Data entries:

— Start —

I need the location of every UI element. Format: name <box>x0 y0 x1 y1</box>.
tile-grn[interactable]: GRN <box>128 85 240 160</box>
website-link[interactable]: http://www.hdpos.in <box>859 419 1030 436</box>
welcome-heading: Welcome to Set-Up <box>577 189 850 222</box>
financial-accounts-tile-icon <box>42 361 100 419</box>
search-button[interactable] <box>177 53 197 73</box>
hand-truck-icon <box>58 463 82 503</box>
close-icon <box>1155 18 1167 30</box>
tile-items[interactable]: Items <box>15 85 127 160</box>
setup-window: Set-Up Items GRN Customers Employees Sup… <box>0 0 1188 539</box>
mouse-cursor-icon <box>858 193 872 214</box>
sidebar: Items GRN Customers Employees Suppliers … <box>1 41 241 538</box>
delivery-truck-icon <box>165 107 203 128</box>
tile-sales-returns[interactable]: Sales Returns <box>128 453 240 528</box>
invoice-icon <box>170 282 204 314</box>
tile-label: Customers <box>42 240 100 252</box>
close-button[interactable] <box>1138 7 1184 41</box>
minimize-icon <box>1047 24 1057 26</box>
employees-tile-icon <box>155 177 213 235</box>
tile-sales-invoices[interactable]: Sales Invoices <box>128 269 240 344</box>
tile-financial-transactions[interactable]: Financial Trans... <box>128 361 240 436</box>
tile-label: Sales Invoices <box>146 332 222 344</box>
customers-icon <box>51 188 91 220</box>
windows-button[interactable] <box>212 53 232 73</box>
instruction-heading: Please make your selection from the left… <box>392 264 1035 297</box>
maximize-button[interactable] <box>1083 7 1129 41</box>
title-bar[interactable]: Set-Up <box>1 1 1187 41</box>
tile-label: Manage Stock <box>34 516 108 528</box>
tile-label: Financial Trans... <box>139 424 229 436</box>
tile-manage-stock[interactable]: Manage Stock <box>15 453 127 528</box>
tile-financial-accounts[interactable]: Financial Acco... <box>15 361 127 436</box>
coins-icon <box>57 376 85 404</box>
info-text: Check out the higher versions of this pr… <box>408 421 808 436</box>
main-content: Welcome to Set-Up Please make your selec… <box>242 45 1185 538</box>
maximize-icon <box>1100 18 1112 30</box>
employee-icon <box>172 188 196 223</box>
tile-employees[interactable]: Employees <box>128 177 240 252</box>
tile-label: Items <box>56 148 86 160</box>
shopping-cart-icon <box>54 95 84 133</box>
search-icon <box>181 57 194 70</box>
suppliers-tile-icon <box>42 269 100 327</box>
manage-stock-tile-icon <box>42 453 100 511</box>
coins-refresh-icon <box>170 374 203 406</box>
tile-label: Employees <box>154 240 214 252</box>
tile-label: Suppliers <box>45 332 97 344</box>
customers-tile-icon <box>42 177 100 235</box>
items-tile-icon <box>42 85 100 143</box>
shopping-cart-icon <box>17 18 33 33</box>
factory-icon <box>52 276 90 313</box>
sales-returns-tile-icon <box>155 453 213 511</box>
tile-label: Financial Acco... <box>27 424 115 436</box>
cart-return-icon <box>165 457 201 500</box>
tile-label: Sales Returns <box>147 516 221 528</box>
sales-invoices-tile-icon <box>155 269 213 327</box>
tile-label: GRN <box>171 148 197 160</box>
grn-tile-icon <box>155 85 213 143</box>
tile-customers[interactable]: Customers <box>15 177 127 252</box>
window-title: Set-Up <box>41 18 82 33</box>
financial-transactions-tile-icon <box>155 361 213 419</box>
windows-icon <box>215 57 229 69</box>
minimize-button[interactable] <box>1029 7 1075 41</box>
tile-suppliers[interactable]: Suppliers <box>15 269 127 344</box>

— End —

BRIEF: Format every line of the rows above as a JSON list of strings, one string per line, leaving out any blank lines.

EXERCISE RESULT:
[
  "I need the location of every UI element. Format: name <box>x0 y0 x1 y1</box>.",
  "tile-grn[interactable]: GRN <box>128 85 240 160</box>",
  "website-link[interactable]: http://www.hdpos.in <box>859 419 1030 436</box>",
  "welcome-heading: Welcome to Set-Up <box>577 189 850 222</box>",
  "financial-accounts-tile-icon <box>42 361 100 419</box>",
  "search-button[interactable] <box>177 53 197 73</box>",
  "hand-truck-icon <box>58 463 82 503</box>",
  "close-icon <box>1155 18 1167 30</box>",
  "tile-items[interactable]: Items <box>15 85 127 160</box>",
  "setup-window: Set-Up Items GRN Customers Employees Sup… <box>0 0 1188 539</box>",
  "mouse-cursor-icon <box>858 193 872 214</box>",
  "sidebar: Items GRN Customers Employees Suppliers … <box>1 41 241 538</box>",
  "delivery-truck-icon <box>165 107 203 128</box>",
  "tile-sales-returns[interactable]: Sales Returns <box>128 453 240 528</box>",
  "invoice-icon <box>170 282 204 314</box>",
  "tile-label: Customers <box>42 240 100 252</box>",
  "close-button[interactable] <box>1138 7 1184 41</box>",
  "minimize-icon <box>1047 24 1057 26</box>",
  "employees-tile-icon <box>155 177 213 235</box>",
  "tile-sales-invoices[interactable]: Sales Invoices <box>128 269 240 344</box>",
  "tile-financial-transactions[interactable]: Financial Trans... <box>128 361 240 436</box>",
  "tile-label: Sales Invoices <box>146 332 222 344</box>",
  "customers-icon <box>51 188 91 220</box>",
  "windows-button[interactable] <box>212 53 232 73</box>",
  "instruction-heading: Please make your selection from the left… <box>392 264 1035 297</box>",
  "maximize-button[interactable] <box>1083 7 1129 41</box>",
  "title-bar[interactable]: Set-Up <box>1 1 1187 41</box>",
  "tile-label: Manage Stock <box>34 516 108 528</box>",
  "tile-label: Financial Trans... <box>139 424 229 436</box>",
  "tile-manage-stock[interactable]: Manage Stock <box>15 453 127 528</box>",
  "tile-financial-accounts[interactable]: Financial Acco... <box>15 361 127 436</box>",
  "coins-icon <box>57 376 85 404</box>",
  "info-text: Check out the higher versions of this pr… <box>408 421 808 436</box>",
  "main-content: Welcome to Set-Up Please make your selec… <box>242 45 1185 538</box>",
  "maximize-icon <box>1100 18 1112 30</box>",
  "employee-icon <box>172 188 196 223</box>",
  "tile-employees[interactable]: Employees <box>128 177 240 252</box>",
  "tile-label: Items <box>56 148 86 160</box>",
  "shopping-cart-icon <box>54 95 84 133</box>",
  "search-icon <box>181 57 194 70</box>",
  "suppliers-tile-icon <box>42 269 100 327</box>",
  "manage-stock-tile-icon <box>42 453 100 511</box>",
  "coins-refresh-icon <box>170 374 203 406</box>",
  "tile-label: Employees <box>154 240 214 252</box>",
  "tile-label: Suppliers <box>45 332 97 344</box>",
  "customers-tile-icon <box>42 177 100 235</box>",
  "items-tile-icon <box>42 85 100 143</box>",
  "shopping-cart-icon <box>17 18 33 33</box>",
  "factory-icon <box>52 276 90 313</box>",
  "sales-returns-tile-icon <box>155 453 213 511</box>",
  "tile-label: Financial Acco... <box>27 424 115 436</box>",
  "cart-return-icon <box>165 457 201 500</box>",
  "tile-label: Sales Returns <box>147 516 221 528</box>",
  "sales-invoices-tile-icon <box>155 269 213 327</box>",
  "tile-label: GRN <box>171 148 197 160</box>",
  "grn-tile-icon <box>155 85 213 143</box>",
  "tile-customers[interactable]: Customers <box>15 177 127 252</box>",
  "window-title: Set-Up <box>41 18 82 33</box>",
  "financial-transactions-tile-icon <box>155 361 213 419</box>",
  "windows-icon <box>215 57 229 69</box>",
  "minimize-button[interactable] <box>1029 7 1075 41</box>",
  "tile-suppliers[interactable]: Suppliers <box>15 269 127 344</box>"
]